### What the task asks
Tally the lines containing "data" and report the number alone.

### Entries shown
================

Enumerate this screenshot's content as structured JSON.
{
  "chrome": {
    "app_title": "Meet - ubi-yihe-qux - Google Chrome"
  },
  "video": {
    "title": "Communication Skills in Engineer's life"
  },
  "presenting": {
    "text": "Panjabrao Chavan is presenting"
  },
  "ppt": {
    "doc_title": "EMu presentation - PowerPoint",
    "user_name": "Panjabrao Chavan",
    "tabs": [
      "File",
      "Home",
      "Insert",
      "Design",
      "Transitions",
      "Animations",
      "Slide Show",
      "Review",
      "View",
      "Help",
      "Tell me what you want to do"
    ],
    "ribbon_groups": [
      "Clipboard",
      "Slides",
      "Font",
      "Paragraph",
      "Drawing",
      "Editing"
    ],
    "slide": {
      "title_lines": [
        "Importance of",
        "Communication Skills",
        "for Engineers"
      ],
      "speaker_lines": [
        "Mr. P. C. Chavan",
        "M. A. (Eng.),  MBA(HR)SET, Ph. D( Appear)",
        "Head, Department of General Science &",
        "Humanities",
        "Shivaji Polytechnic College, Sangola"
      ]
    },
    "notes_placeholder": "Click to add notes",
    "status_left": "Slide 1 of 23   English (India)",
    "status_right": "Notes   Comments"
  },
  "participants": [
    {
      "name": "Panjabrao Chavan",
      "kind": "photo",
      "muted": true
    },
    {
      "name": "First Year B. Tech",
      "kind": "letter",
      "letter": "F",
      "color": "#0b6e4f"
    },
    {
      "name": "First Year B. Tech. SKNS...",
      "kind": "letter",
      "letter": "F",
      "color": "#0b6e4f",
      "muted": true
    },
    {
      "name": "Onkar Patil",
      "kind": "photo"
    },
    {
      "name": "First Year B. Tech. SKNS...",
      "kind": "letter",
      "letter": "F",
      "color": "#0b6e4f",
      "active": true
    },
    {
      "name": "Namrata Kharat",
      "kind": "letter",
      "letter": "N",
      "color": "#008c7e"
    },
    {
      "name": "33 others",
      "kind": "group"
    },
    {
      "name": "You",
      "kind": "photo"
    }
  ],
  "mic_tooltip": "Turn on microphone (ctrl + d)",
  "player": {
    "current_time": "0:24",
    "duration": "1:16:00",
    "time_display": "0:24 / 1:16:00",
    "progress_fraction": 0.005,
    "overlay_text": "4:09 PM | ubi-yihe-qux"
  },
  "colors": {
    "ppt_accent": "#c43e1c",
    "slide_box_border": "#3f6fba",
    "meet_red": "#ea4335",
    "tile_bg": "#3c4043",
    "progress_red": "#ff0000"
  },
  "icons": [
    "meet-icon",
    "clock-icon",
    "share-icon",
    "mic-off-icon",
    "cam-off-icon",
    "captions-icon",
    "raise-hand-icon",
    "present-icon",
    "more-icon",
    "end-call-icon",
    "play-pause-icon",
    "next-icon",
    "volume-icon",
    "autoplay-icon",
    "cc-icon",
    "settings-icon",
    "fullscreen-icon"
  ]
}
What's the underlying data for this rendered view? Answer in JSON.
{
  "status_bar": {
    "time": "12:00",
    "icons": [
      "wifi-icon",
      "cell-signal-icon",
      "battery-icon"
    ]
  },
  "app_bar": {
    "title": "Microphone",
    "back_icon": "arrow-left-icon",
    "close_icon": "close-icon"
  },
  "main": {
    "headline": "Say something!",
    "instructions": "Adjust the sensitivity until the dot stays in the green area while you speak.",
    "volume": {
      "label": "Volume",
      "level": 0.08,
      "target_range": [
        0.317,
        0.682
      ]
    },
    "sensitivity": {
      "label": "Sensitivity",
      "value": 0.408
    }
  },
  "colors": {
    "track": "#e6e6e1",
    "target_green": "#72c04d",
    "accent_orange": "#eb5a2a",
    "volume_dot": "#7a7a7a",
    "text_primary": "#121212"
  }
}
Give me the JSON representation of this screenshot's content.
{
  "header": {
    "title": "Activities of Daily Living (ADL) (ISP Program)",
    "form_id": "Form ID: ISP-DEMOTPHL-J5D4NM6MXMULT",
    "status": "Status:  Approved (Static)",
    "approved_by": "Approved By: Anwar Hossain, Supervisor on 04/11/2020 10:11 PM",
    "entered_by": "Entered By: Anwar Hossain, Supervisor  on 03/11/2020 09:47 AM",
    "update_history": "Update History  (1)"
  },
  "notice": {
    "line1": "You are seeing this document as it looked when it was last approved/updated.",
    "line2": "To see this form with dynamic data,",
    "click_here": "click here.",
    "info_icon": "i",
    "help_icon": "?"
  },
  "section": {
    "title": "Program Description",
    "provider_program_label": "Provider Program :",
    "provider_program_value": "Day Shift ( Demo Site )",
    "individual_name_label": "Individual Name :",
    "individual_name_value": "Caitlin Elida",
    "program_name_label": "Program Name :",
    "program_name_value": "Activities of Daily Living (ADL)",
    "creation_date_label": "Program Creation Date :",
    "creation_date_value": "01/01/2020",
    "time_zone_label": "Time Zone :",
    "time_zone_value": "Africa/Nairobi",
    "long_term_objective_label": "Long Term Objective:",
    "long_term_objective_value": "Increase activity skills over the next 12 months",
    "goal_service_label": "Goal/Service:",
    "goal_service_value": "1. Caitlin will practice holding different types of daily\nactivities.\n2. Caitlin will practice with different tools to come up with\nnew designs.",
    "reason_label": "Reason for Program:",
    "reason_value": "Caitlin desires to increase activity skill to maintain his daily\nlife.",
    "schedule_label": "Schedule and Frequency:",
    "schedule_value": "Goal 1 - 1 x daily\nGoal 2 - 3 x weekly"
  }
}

================

### Written solution
2